> [STATED TASK]
Transcribe all of the data exactly. Omit the pictures.

> [ROWS]
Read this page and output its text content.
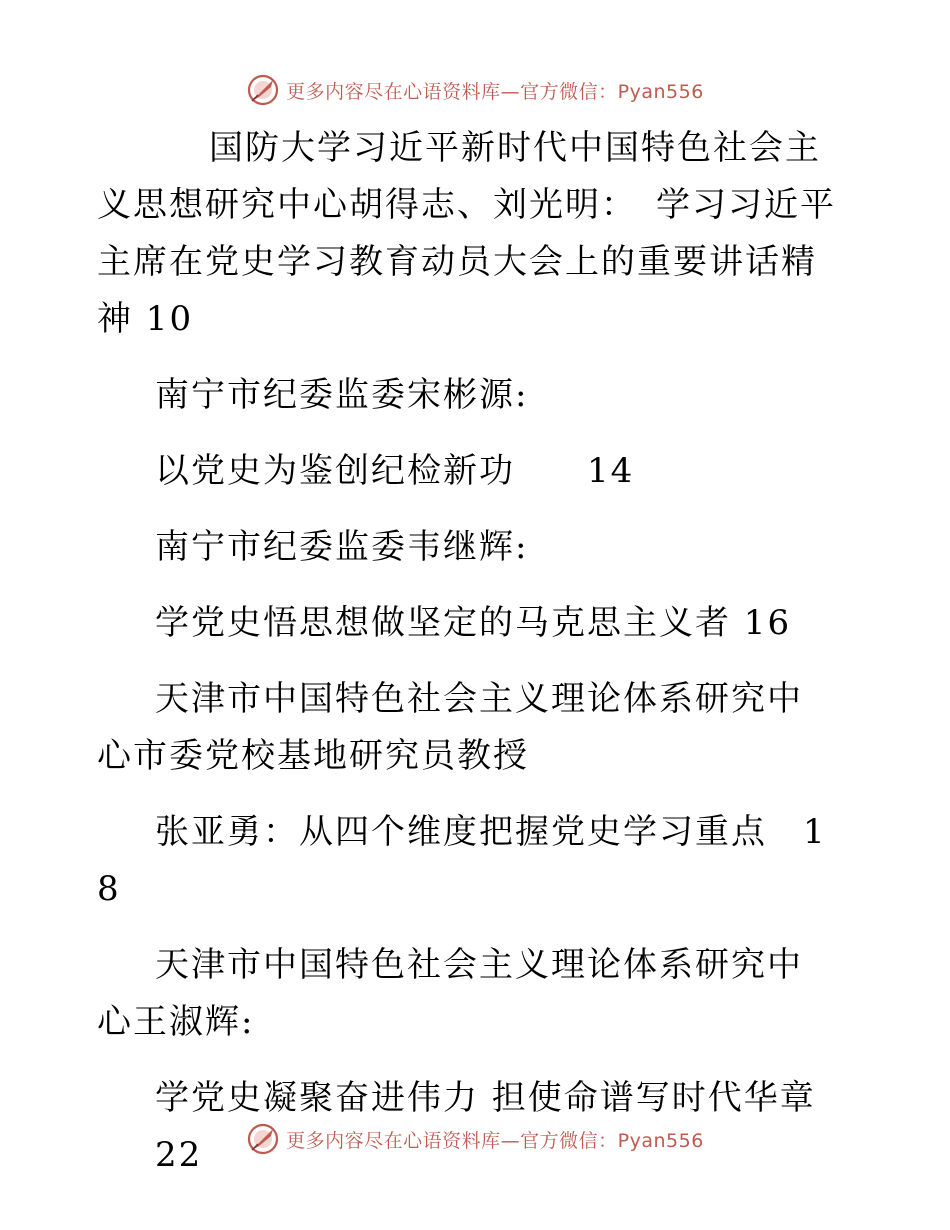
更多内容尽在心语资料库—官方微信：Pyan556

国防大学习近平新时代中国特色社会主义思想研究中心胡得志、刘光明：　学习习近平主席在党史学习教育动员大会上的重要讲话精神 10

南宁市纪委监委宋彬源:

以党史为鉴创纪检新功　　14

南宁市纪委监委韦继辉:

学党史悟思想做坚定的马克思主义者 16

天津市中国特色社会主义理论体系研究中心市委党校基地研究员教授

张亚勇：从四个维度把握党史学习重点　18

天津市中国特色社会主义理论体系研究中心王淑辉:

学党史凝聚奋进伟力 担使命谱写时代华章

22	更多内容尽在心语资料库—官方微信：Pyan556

> [ANSWER]
Read this page and output its text content.
更多内容尽在心语资料库—官方微信：Pyan556

国防大学习近平新时代中国特色社会主义思想研究中心胡得志、刘光明：　学习习近平主席在党史学习教育动员大会上的重要讲话精神 10

南宁市纪委监委宋彬源:

以党史为鉴创纪检新功　　14

南宁市纪委监委韦继辉:

学党史悟思想做坚定的马克思主义者 16

天津市中国特色社会主义理论体系研究中心市委党校基地研究员教授

张亚勇：从四个维度把握党史学习重点　18

天津市中国特色社会主义理论体系研究中心王淑辉:

学党史凝聚奋进伟力 担使命谱写时代华章

22	更多内容尽在心语资料库—官方微信：Pyan556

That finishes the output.